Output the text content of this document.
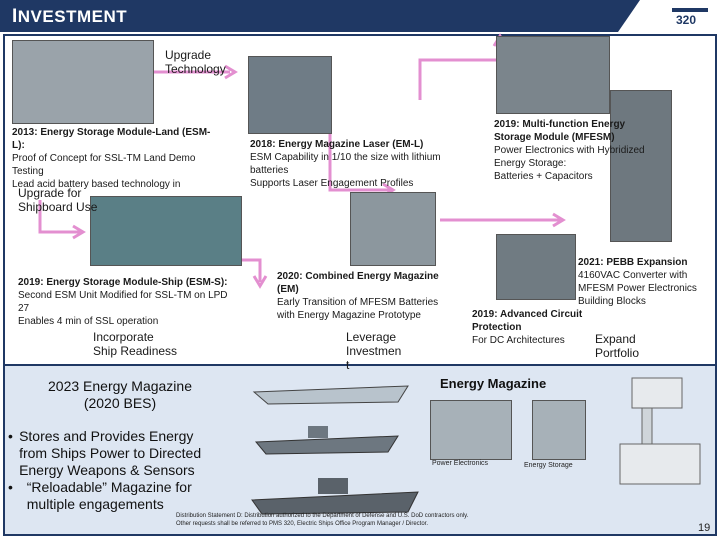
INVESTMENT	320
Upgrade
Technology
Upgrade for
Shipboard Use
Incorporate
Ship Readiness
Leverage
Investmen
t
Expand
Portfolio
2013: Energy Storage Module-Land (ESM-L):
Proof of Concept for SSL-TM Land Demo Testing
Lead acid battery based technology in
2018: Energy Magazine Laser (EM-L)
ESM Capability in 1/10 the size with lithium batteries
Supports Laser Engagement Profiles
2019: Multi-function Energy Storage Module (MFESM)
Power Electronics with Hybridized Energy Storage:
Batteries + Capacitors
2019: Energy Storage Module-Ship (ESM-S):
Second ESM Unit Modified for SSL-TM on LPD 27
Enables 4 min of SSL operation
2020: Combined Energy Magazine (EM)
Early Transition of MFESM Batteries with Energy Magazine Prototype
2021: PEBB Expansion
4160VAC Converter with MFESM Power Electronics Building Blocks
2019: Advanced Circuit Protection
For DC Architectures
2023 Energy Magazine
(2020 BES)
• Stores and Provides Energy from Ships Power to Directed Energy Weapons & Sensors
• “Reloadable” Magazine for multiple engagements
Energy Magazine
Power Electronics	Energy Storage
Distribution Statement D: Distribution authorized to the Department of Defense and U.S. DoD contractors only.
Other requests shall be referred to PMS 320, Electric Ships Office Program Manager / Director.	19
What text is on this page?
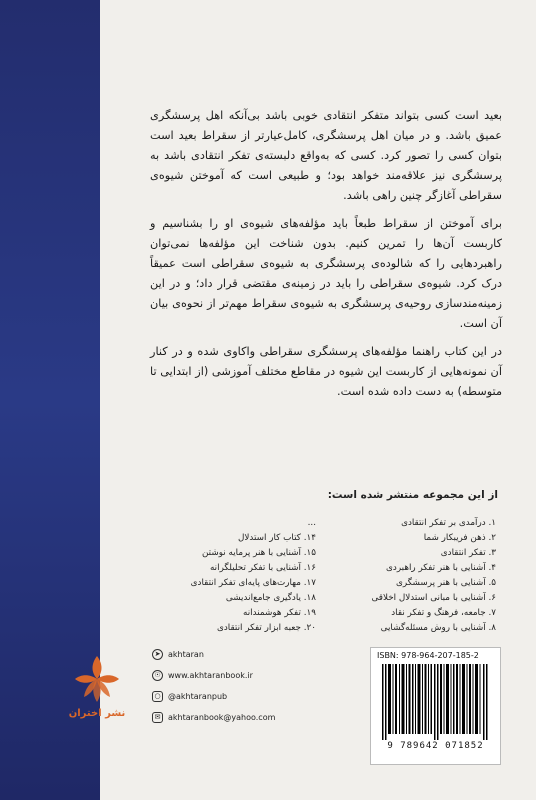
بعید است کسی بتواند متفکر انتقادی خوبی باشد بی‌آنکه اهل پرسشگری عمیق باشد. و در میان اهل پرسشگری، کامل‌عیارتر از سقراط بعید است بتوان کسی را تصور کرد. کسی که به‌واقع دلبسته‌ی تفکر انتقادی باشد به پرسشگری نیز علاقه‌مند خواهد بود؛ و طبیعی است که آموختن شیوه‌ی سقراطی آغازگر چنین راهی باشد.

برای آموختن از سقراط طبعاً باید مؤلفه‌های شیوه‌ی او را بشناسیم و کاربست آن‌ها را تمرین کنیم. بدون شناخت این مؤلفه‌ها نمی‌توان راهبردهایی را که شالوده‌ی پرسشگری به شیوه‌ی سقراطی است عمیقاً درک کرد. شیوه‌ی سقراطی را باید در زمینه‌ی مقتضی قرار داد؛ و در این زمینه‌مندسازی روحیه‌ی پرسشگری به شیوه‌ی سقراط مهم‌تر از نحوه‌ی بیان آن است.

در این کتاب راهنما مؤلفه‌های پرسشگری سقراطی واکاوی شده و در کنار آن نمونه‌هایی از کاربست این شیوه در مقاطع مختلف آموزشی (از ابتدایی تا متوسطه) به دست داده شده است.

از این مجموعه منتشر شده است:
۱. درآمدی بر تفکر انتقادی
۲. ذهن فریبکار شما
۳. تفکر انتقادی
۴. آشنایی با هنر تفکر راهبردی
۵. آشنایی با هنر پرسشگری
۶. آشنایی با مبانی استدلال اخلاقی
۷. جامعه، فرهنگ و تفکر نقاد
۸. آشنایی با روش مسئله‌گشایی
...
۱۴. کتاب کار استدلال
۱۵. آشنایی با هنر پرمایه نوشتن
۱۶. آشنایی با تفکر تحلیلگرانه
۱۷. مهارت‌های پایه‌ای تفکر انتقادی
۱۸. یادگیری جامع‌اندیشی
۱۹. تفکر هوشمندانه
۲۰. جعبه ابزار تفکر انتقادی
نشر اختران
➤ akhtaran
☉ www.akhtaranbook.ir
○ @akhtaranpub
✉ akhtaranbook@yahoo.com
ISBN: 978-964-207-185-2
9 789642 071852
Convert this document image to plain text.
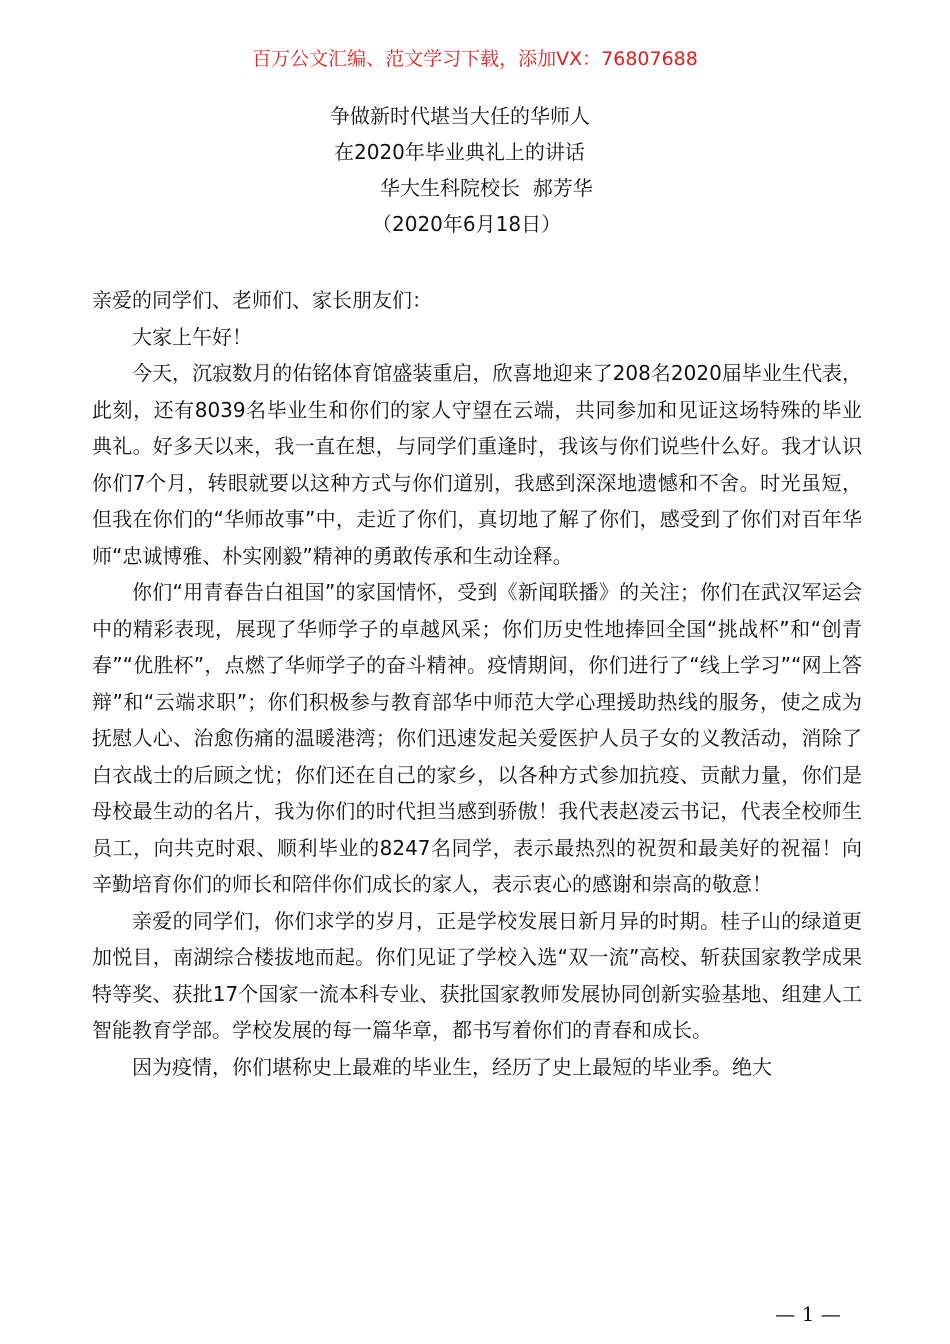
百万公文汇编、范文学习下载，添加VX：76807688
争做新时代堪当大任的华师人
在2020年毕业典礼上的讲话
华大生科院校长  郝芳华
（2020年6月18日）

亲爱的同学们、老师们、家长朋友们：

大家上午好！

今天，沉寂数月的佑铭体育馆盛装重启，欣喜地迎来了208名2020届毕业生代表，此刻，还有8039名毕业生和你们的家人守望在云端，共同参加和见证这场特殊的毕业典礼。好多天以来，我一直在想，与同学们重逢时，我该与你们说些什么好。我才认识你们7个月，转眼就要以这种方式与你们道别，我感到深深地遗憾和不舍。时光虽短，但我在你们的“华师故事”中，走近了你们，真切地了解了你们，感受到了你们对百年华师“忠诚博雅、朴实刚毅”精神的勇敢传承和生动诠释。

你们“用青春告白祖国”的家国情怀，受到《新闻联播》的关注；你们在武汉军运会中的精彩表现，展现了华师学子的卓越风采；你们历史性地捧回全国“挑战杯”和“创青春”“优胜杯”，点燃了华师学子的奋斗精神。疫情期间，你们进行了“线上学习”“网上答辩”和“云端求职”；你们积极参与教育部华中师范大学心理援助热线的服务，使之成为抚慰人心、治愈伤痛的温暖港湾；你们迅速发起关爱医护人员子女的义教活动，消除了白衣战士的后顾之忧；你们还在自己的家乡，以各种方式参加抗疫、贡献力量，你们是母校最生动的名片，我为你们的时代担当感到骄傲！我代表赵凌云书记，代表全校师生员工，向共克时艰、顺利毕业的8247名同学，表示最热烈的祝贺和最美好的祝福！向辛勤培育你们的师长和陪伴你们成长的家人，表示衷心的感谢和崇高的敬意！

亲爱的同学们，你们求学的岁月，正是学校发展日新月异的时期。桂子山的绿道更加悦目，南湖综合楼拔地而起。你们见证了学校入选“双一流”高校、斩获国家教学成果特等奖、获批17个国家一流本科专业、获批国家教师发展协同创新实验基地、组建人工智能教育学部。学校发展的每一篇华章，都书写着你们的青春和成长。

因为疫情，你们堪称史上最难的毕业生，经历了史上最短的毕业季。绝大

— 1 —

####################

Exactly as written, return every line of the listing, but not the pictures.

Output the text content of this document.
INVESTMENT	320
Upgrade
Technology
Upgrade for
Shipboard Use
Incorporate
Ship Readiness
Leverage
Investmen
t
Expand
Portfolio
2013: Energy Storage Module-Land (ESM-L):
Proof of Concept for SSL-TM Land Demo Testing
Lead acid battery based technology in
2018: Energy Magazine Laser (EM-L)
ESM Capability in 1/10 the size with lithium batteries
Supports Laser Engagement Profiles
2019: Multi-function Energy Storage Module (MFESM)
Power Electronics with Hybridized Energy Storage:
Batteries + Capacitors
2019: Energy Storage Module-Ship (ESM-S):
Second ESM Unit Modified for SSL-TM on LPD 27
Enables 4 min of SSL operation
2020: Combined Energy Magazine (EM)
Early Transition of MFESM Batteries with Energy Magazine Prototype
2021: PEBB Expansion
4160VAC Converter with MFESM Power Electronics Building Blocks
2019: Advanced Circuit Protection
For DC Architectures
2023 Energy Magazine
(2020 BES)
• Stores and Provides Energy from Ships Power to Directed Energy Weapons & Sensors
• “Reloadable” Magazine for multiple engagements
Energy Magazine
Power Electronics	Energy Storage
Distribution Statement D: Distribution authorized to the Department of Defense and U.S. DoD contractors only.
Other requests shall be referred to PMS 320, Electric Ships Office Program Manager / Director.	19
What text is on this page?
بعید است کسی بتواند متفکر انتقادی خوبی باشد بی‌آنکه اهل پرسشگری عمیق باشد. و در میان اهل پرسشگری، کامل‌عیارتر از سقراط بعید است بتوان کسی را تصور کرد. کسی که به‌واقع دلبسته‌ی تفکر انتقادی باشد به پرسشگری نیز علاقه‌مند خواهد بود؛ و طبیعی است که آموختن شیوه‌ی سقراطی آغازگر چنین راهی باشد.

برای آموختن از سقراط طبعاً باید مؤلفه‌های شیوه‌ی او را بشناسیم و کاربست آن‌ها را تمرین کنیم. بدون شناخت این مؤلفه‌ها نمی‌توان راهبردهایی را که شالوده‌ی پرسشگری به شیوه‌ی سقراطی است عمیقاً درک کرد. شیوه‌ی سقراطی را باید در زمینه‌ی مقتضی قرار داد؛ و در این زمینه‌مندسازی روحیه‌ی پرسشگری به شیوه‌ی سقراط مهم‌تر از نحوه‌ی بیان آن است.

در این کتاب راهنما مؤلفه‌های پرسشگری سقراطی واکاوی شده و در کنار آن نمونه‌هایی از کاربست این شیوه در مقاطع مختلف آموزشی (از ابتدایی تا متوسطه) به دست داده شده است.

از این مجموعه منتشر شده است:
۱. درآمدی بر تفکر انتقادی
۲. ذهن فریبکار شما
۳. تفکر انتقادی
۴. آشنایی با هنر تفکر راهبردی
۵. آشنایی با هنر پرسشگری
۶. آشنایی با مبانی استدلال اخلاقی
۷. جامعه، فرهنگ و تفکر نقاد
۸. آشنایی با روش مسئله‌گشایی
...
۱۴. کتاب کار استدلال
۱۵. آشنایی با هنر پرمایه نوشتن
۱۶. آشنایی با تفکر تحلیلگرانه
۱۷. مهارت‌های پایه‌ای تفکر انتقادی
۱۸. یادگیری جامع‌اندیشی
۱۹. تفکر هوشمندانه
۲۰. جعبه ابزار تفکر انتقادی
نشر اختران
➤ akhtaran
☉ www.akhtaranbook.ir
○ @akhtaranpub
✉ akhtaranbook@yahoo.com
ISBN: 978-964-207-185-2
9 789642 071852
Convert this document image to plain text.
百万公文汇编、范文学习下载，添加VX：76807688
争做新时代堪当大任的华师人
在2020年毕业典礼上的讲话
华大生科院校长  郝芳华
（2020年6月18日）

亲爱的同学们、老师们、家长朋友们：

大家上午好！

今天，沉寂数月的佑铭体育馆盛装重启，欣喜地迎来了208名2020届毕业生代表，此刻，还有8039名毕业生和你们的家人守望在云端，共同参加和见证这场特殊的毕业典礼。好多天以来，我一直在想，与同学们重逢时，我该与你们说些什么好。我才认识你们7个月，转眼就要以这种方式与你们道别，我感到深深地遗憾和不舍。时光虽短，但我在你们的“华师故事”中，走近了你们，真切地了解了你们，感受到了你们对百年华师“忠诚博雅、朴实刚毅”精神的勇敢传承和生动诠释。

你们“用青春告白祖国”的家国情怀，受到《新闻联播》的关注；你们在武汉军运会中的精彩表现，展现了华师学子的卓越风采；你们历史性地捧回全国“挑战杯”和“创青春”“优胜杯”，点燃了华师学子的奋斗精神。疫情期间，你们进行了“线上学习”“网上答辩”和“云端求职”；你们积极参与教育部华中师范大学心理援助热线的服务，使之成为抚慰人心、治愈伤痛的温暖港湾；你们迅速发起关爱医护人员子女的义教活动，消除了白衣战士的后顾之忧；你们还在自己的家乡，以各种方式参加抗疫、贡献力量，你们是母校最生动的名片，我为你们的时代担当感到骄傲！我代表赵凌云书记，代表全校师生员工，向共克时艰、顺利毕业的8247名同学，表示最热烈的祝贺和最美好的祝福！向辛勤培育你们的师长和陪伴你们成长的家人，表示衷心的感谢和崇高的敬意！

亲爱的同学们，你们求学的岁月，正是学校发展日新月异的时期。桂子山的绿道更加悦目，南湖综合楼拔地而起。你们见证了学校入选“双一流”高校、斩获国家教学成果特等奖、获批17个国家一流本科专业、获批国家教师发展协同创新实验基地、组建人工智能教育学部。学校发展的每一篇华章，都书写着你们的青春和成长。

因为疫情，你们堪称史上最难的毕业生，经历了史上最短的毕业季。绝大

— 1 —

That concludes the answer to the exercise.